**Text to read**
☆ ☆ ☆

Thursday, July 10, 2014

Episode 31: Grace

Previously and most recently, I started reading some of Flannery O'Connor's writings, first her short stories for class and now some of her spiritual writings. Below is a quote on from The Province of Joy, on the section titled "The Cost of Faith" and afterwards an essay on her short story, Everything that Rises Must Converge. Enjoy :)
I don't assume that renunciation goes with submission, or even that renunciation is good in itself. Always you renounce a lesser good for a greater; the opposite is what sin is. And along this line, I think the phrase "naive purity" is a contradiction in terms. I don't think purity is mere innocence; I don't think babies and idiots possess it. I take it to be something that comes either with experience or with Grace so that it can never be naïve. On the matter of purity we can never judge ourselves, mich less anybody else. Anyone who thinks he's pure is surely not.
I sent you the other Sewell piece and the one on St. Thomas & Freud. This latter has the answer in it to what you call my struggle to submit, which is not struggle to submit but a struggle to accept and with passion. I mean, possibly, with joy. Picture me with my ground teeth stalking joy - fully armed too as it's a highly dangerous quest. The other day I ran up on a wonderful quotation: "The dragon is at the side of the road watching those who pass. Take care lest he devour you! You are going to the Father of souls, but it is necessary to pass by the dragon." That is Cyril of Jerusalem, instructing catechumens. (To "A," January 1, 1956) 

St. Martin’s Abbey

Gus Labayen

Illuminating Grace Accepted:
The Parable of the Prodigal Son
Flannery O’Connor Everything That Rises Must Converge

RELS 201 | Introduction to New Testament
Fr. Killian Malvey

The gospel of the grace of God awakens an intense longing in human souls and an equally intense resentment, because the truth that it reveals is not palatable or easy to swallow. There is a certain pride in people that causes them to give and give, but to come and accept is a different thing.

-Oswald Chambers

Divine grace is what is provided to us by God which is undeserved. It is shown in the salvation of sinners and the resulting blessings He has given us. Our experiences with grace is provided freely by God. It deeply resonates with our human spirit and is available to anyone who is willing to accept this by its nature. This is edifying throughout time and, in this case, our readings of the short stories of Flannery O’Connor and the parable of the Prodigal Son. Here I will discuss the main characters Mrs. May from Greenleaf & Julian from Everything That Rises Must Converge and how they accept grace. I will also relate these short stories to the Prodigal Son and how the Father acts with compassion in the right though totally unexpected way.
In the Prodigal Son (Luke 15:11-32) the younger son took his portion of what would be his from his father and squandered it away in dissolute living. Then a famine came and he set to live with the pigs. This son came to his senses and came back home saying “... ‘Father, I have sinned against heaven and before you; I am no longer worthy to be called your son; treat me like one of your hired hands’ (Luke 15:18-19).” The father sees him, embraced and kissed him. He says to slaughter the fattened calf and to get the finest robes and put a ring on his finger saying “... for this son of mine was dead and is alive again; he was lost and is found!” Suggested by the parable’s title, where the focus is placed on the fault of the son, we can observe how ungrateful he was to his father. Though in the light of grace, the father becomes the focus when it states plainly that his son was dead to him. The father disowned him and wanted no business with his son though he was “filled with compassion” for his him; filled with illuminating grace, this most edifying act was a change of heart where any ordinary father would have scolded and disgraced him. This is also shown the in the sudden acceptance of grace by Julian to act as an instrument of grace.

☆ ☆ ☆

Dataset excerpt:
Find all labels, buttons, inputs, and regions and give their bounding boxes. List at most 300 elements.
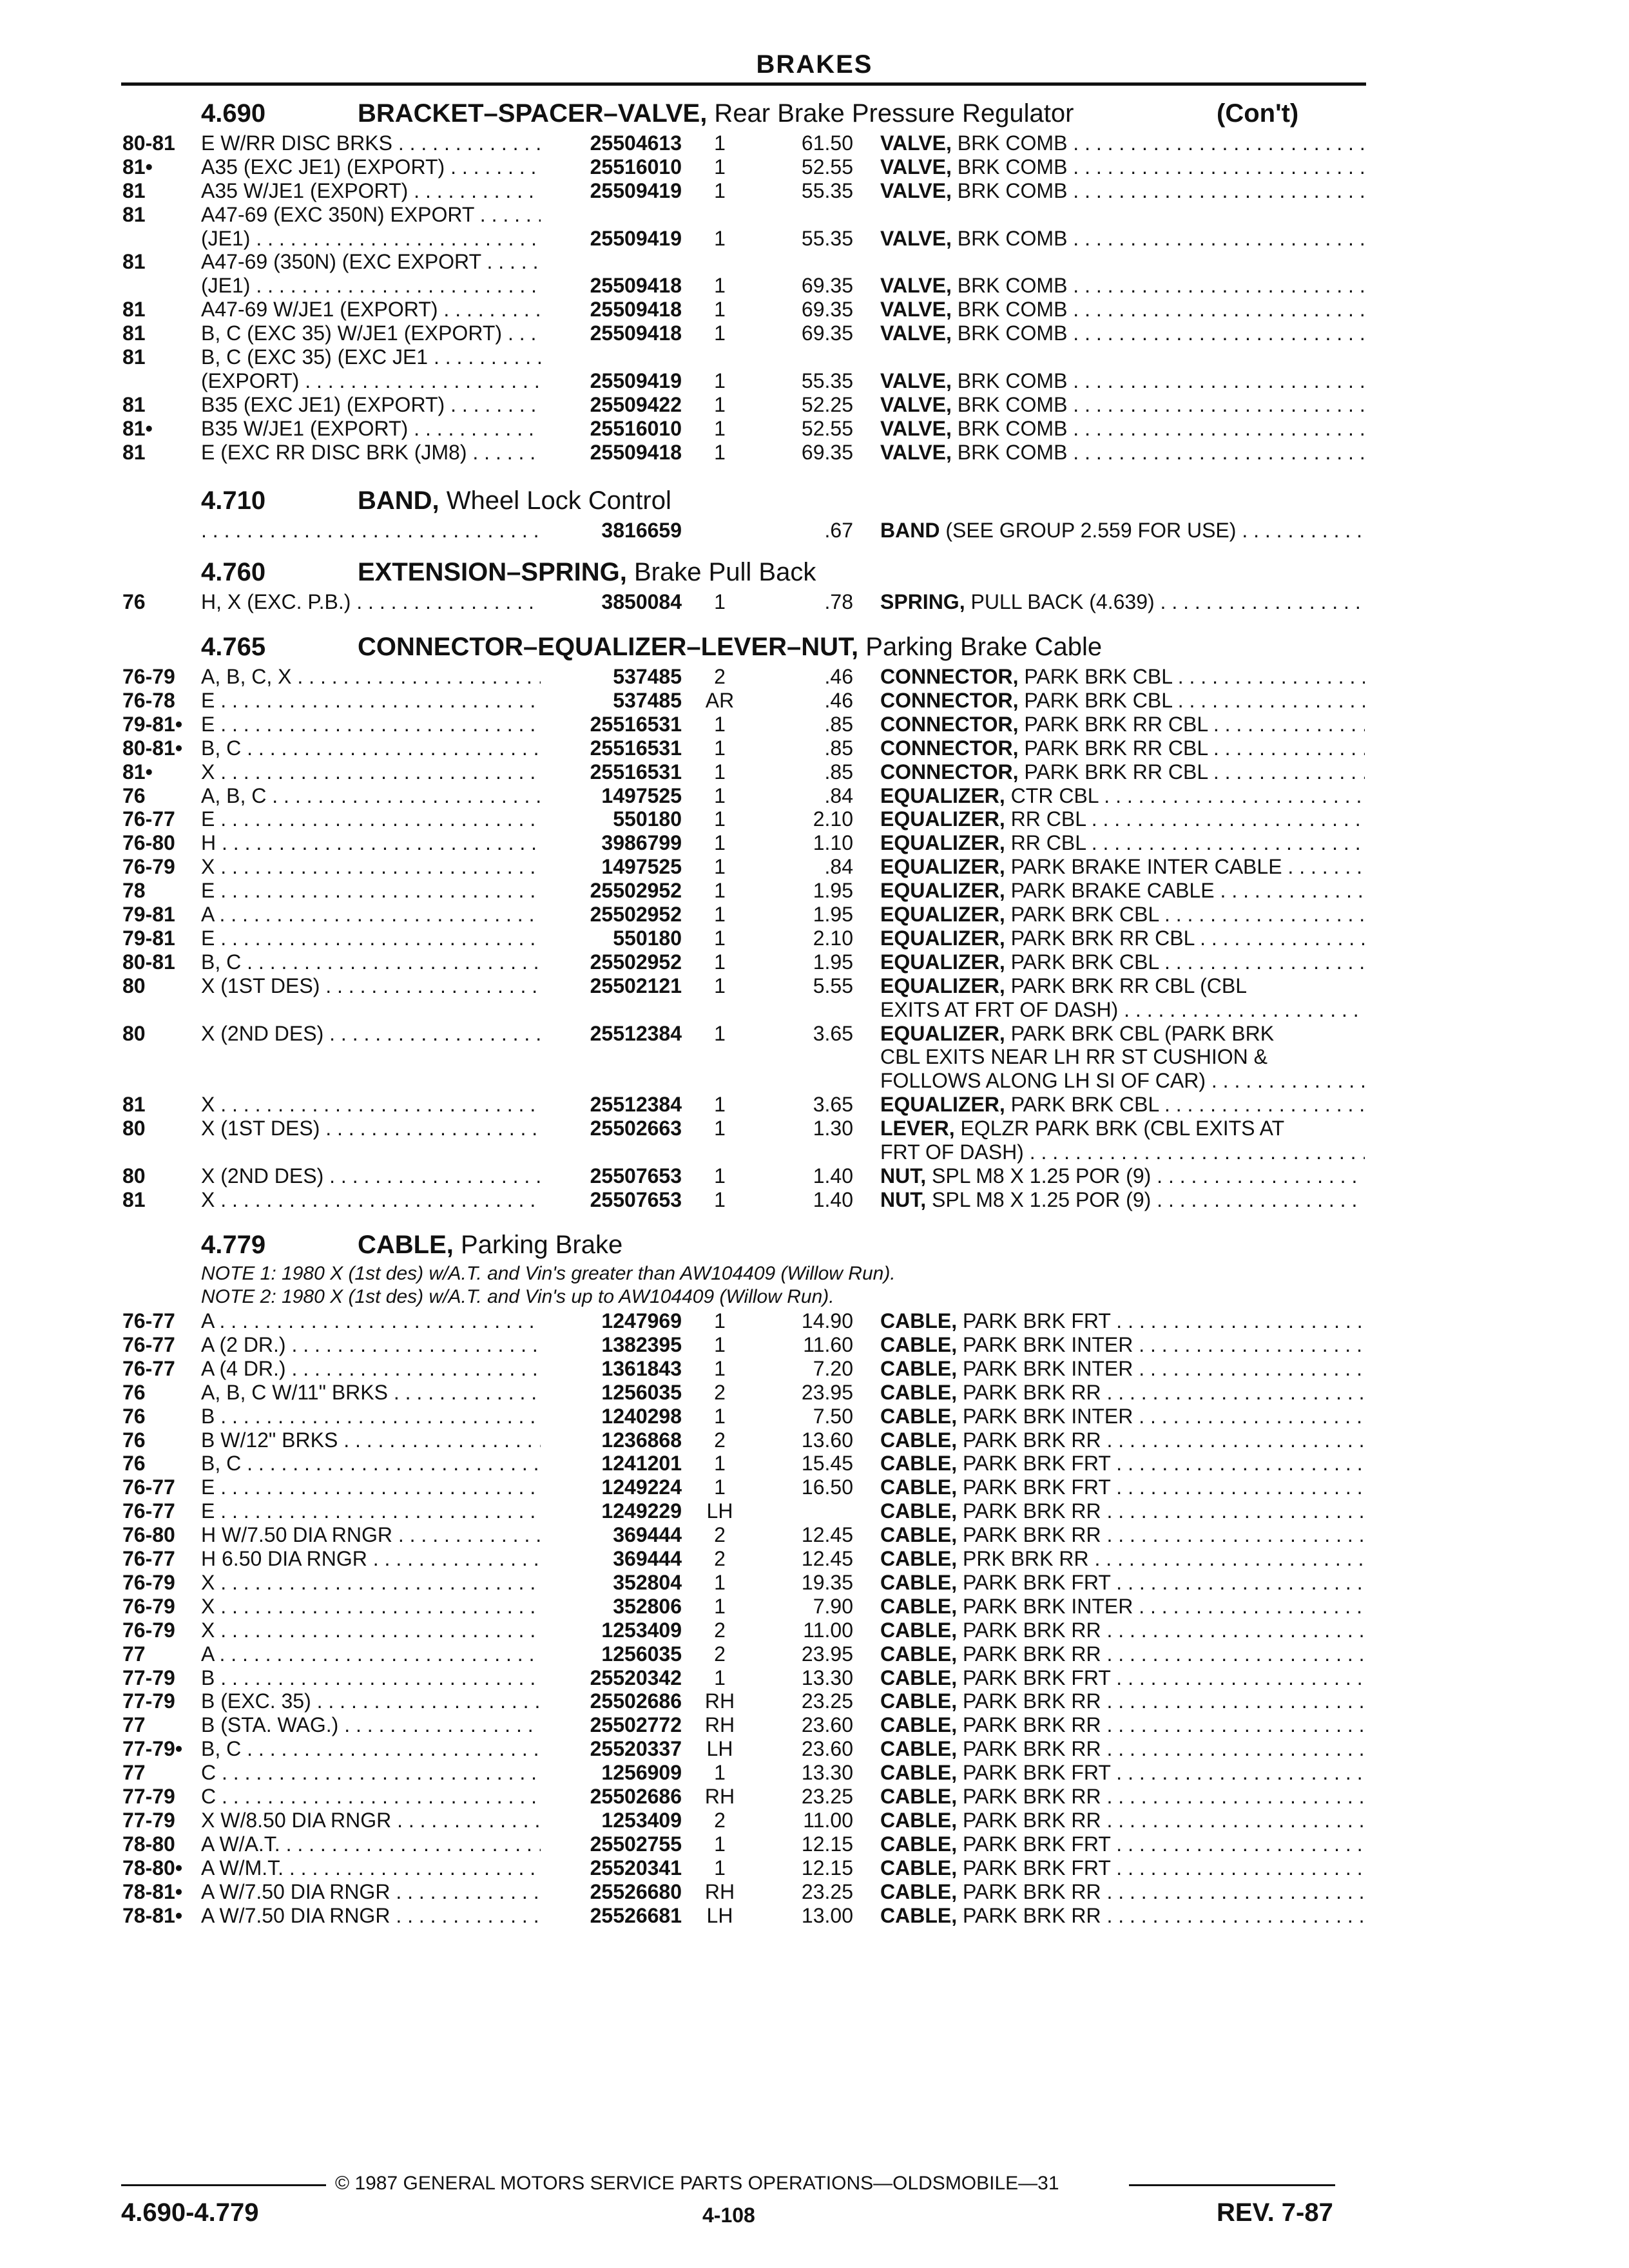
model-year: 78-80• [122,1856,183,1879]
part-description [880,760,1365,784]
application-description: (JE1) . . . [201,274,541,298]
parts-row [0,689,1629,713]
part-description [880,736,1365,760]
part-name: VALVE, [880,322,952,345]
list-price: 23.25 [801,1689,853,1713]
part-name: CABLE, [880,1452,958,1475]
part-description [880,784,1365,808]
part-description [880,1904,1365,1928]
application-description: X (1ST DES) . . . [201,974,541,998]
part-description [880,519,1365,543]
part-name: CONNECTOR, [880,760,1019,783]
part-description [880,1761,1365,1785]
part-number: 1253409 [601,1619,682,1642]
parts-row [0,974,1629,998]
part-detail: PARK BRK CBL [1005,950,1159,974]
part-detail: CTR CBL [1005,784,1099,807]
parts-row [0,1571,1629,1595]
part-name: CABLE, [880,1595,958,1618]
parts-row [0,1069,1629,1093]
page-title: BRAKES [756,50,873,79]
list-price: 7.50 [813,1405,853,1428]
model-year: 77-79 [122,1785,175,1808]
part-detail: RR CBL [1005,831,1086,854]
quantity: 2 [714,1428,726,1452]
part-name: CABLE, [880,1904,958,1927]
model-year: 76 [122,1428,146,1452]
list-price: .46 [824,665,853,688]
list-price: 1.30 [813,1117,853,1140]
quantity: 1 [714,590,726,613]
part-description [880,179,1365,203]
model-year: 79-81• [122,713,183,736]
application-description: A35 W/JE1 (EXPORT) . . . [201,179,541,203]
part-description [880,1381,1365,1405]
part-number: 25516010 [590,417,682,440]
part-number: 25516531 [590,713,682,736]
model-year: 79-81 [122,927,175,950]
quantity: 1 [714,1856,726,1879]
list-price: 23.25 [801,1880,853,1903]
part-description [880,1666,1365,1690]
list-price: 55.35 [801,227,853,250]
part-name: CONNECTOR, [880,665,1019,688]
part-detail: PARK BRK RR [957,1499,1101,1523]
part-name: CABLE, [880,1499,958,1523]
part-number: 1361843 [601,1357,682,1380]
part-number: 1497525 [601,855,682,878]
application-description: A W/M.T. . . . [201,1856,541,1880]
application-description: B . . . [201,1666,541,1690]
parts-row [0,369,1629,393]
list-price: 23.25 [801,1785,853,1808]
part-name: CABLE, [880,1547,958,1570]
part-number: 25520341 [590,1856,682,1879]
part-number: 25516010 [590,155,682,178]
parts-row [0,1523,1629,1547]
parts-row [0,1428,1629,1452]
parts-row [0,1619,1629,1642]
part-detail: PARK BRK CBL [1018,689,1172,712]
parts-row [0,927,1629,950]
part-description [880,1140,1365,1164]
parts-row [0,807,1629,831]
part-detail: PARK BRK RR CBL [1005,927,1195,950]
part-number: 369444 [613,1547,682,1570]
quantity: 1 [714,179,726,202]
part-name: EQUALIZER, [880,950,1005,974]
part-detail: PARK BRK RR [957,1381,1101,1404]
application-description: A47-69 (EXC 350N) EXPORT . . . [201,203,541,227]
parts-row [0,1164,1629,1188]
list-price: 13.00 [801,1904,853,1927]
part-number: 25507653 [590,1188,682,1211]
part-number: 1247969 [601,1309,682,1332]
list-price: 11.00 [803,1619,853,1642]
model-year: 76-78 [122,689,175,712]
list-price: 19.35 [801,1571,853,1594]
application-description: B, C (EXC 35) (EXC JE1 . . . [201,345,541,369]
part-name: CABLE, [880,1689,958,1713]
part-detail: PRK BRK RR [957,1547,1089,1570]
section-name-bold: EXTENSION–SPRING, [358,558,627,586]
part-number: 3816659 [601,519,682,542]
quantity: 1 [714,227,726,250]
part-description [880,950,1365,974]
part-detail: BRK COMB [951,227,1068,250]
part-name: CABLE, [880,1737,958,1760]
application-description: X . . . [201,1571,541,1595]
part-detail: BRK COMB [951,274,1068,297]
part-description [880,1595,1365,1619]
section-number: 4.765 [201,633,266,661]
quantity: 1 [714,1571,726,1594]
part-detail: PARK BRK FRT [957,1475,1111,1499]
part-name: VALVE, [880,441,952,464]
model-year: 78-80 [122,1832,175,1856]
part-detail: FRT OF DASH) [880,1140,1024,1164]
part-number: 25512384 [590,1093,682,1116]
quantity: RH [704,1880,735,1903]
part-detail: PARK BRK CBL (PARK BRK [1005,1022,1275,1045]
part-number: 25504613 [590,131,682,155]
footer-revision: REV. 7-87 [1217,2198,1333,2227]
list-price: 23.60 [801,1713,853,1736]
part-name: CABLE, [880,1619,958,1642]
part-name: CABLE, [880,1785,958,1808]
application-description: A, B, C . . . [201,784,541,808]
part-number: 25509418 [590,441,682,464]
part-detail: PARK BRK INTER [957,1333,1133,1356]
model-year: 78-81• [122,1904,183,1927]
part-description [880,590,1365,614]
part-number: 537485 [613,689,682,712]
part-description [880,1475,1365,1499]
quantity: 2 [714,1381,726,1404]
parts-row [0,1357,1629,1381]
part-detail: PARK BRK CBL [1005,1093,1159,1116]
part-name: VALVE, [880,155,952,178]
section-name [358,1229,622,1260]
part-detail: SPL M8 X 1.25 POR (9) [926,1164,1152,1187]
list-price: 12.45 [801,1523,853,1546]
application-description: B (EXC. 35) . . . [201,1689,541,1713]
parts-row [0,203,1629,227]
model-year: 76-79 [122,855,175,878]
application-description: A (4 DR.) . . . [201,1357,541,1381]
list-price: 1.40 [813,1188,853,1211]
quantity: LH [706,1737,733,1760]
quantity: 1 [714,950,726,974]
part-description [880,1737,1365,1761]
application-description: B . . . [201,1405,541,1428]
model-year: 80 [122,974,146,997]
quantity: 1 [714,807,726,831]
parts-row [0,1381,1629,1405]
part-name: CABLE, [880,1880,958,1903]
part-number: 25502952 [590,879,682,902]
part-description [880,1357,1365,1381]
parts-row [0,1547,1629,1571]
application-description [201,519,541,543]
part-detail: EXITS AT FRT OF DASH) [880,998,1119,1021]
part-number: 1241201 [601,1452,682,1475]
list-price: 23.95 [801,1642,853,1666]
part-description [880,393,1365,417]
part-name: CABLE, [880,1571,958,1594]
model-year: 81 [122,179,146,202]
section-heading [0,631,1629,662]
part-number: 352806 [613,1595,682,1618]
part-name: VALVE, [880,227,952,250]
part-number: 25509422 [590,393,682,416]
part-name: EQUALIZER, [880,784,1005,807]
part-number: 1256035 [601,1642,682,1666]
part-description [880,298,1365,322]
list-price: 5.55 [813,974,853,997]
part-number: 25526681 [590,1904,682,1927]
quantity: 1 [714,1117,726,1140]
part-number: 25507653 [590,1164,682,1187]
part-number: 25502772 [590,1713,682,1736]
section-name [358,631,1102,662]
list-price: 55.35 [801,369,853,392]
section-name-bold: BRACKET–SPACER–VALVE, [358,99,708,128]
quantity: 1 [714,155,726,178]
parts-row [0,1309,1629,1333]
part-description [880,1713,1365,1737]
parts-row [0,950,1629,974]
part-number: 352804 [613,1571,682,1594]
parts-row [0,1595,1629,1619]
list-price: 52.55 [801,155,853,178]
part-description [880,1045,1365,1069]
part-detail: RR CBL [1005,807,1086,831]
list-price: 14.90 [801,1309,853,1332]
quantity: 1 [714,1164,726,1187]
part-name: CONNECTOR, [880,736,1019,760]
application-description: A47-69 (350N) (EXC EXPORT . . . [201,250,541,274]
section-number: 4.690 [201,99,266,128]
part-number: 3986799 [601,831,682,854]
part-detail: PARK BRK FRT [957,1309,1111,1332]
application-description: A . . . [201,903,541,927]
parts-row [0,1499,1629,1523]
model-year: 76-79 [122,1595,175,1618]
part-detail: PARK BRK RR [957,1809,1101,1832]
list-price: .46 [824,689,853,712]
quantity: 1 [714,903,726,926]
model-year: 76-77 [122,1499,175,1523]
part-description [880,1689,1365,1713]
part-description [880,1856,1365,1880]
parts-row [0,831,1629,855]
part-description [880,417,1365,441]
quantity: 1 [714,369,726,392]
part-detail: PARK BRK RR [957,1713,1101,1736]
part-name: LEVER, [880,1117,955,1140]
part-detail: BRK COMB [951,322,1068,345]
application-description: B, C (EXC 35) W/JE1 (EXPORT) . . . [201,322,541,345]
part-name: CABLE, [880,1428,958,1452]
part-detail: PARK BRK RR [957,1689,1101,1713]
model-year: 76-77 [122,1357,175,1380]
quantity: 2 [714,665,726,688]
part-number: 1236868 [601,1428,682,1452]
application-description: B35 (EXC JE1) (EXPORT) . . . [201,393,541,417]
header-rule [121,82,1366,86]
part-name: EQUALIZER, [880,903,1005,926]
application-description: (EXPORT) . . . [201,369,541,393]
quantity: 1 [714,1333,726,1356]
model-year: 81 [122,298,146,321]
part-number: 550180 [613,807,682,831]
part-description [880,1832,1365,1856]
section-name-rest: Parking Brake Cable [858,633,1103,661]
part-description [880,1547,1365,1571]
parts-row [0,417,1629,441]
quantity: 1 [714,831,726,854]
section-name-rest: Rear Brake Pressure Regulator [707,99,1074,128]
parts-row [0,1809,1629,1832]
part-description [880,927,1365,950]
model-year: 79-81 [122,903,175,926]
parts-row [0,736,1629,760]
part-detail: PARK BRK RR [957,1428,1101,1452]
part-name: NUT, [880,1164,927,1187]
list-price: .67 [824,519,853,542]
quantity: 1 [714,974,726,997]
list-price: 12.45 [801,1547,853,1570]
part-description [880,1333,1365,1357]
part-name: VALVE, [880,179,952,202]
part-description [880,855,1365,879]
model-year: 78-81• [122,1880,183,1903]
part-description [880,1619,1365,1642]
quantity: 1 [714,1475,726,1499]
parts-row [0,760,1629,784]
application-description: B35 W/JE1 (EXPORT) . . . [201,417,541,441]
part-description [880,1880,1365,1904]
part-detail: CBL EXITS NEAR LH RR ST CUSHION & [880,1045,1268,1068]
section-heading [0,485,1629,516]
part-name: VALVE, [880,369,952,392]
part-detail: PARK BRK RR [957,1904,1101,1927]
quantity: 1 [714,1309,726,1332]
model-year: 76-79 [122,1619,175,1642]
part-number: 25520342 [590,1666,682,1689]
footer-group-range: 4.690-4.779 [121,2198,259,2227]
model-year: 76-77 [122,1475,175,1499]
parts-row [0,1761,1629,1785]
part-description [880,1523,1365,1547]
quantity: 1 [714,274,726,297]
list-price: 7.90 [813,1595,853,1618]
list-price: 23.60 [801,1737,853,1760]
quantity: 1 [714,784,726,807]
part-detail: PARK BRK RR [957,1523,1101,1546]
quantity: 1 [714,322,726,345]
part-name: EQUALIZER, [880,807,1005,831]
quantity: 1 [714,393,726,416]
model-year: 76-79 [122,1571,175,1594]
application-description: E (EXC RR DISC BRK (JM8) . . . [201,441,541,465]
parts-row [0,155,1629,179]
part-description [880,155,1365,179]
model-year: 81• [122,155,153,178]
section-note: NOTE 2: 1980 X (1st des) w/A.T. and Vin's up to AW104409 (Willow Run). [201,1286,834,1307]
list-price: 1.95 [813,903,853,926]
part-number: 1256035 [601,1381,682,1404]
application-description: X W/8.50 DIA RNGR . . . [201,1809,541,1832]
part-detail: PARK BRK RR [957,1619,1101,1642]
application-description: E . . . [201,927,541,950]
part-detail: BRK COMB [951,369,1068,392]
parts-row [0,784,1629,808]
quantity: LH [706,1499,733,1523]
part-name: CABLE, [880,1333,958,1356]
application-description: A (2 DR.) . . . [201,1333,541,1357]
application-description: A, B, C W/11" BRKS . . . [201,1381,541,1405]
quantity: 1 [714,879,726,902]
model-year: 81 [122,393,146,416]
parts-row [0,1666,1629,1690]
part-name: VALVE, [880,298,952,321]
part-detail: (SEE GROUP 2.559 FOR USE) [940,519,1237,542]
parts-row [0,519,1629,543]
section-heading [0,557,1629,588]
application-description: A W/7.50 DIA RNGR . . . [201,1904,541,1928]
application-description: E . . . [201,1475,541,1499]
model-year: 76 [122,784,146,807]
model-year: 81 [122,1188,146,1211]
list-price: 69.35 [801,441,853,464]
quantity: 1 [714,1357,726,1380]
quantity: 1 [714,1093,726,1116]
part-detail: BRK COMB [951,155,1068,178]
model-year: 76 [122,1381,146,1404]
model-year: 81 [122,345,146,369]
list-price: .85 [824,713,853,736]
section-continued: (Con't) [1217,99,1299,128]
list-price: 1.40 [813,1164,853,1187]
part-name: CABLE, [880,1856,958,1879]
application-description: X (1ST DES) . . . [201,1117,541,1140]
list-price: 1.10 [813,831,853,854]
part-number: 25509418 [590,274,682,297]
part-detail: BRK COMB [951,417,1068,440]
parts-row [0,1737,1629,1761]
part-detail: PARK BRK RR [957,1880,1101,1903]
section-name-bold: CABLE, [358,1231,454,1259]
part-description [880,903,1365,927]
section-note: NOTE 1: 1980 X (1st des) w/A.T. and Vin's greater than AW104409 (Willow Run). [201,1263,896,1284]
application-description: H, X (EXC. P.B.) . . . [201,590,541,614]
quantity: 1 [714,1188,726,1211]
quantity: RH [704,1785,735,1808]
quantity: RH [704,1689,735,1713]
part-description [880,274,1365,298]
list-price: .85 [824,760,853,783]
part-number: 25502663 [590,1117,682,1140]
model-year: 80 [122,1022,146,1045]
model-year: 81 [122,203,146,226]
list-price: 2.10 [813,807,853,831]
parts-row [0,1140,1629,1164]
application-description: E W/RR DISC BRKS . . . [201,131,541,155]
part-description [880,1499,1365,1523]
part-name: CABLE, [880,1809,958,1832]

☆ ☆ ☆

**What you will do**
1) Please reproduce the stretch of the post on grace from "Episode 31: Grace" through "Converge. Enjoy :)" word for word.
2) Copy out, unchanged, the stretch of the records from the line that contains "model-year: 78-80• [122,1856,183,1879]" through the line that contains "part-description [880,1904,1365,1928]", including both of those lines.

**Answers in order**
1)
Episode 31: Grace

Previously and most recently, I started reading some of Flannery O'Connor's writings, first her short stories for class and now some of her spiritual writings. Below is a quote on from The Province of Joy, on the section titled "The Cost of Faith" and afterwards an essay on her short story, Everything that Rises Must Converge. Enjoy :)

2)
model-year: 78-80• [122,1856,183,1879]
part-description [880,760,1365,784]
application-description: (JE1) . . . [201,274,541,298]
parts-row [0,689,1629,713]
part-description [880,736,1365,760]
part-name: VALVE, [880,322,952,345]
list-price: 23.25 [801,1689,853,1713]
part-name: CABLE, [880,1452,958,1475]
part-description [880,784,1365,808]
part-description [880,1904,1365,1928]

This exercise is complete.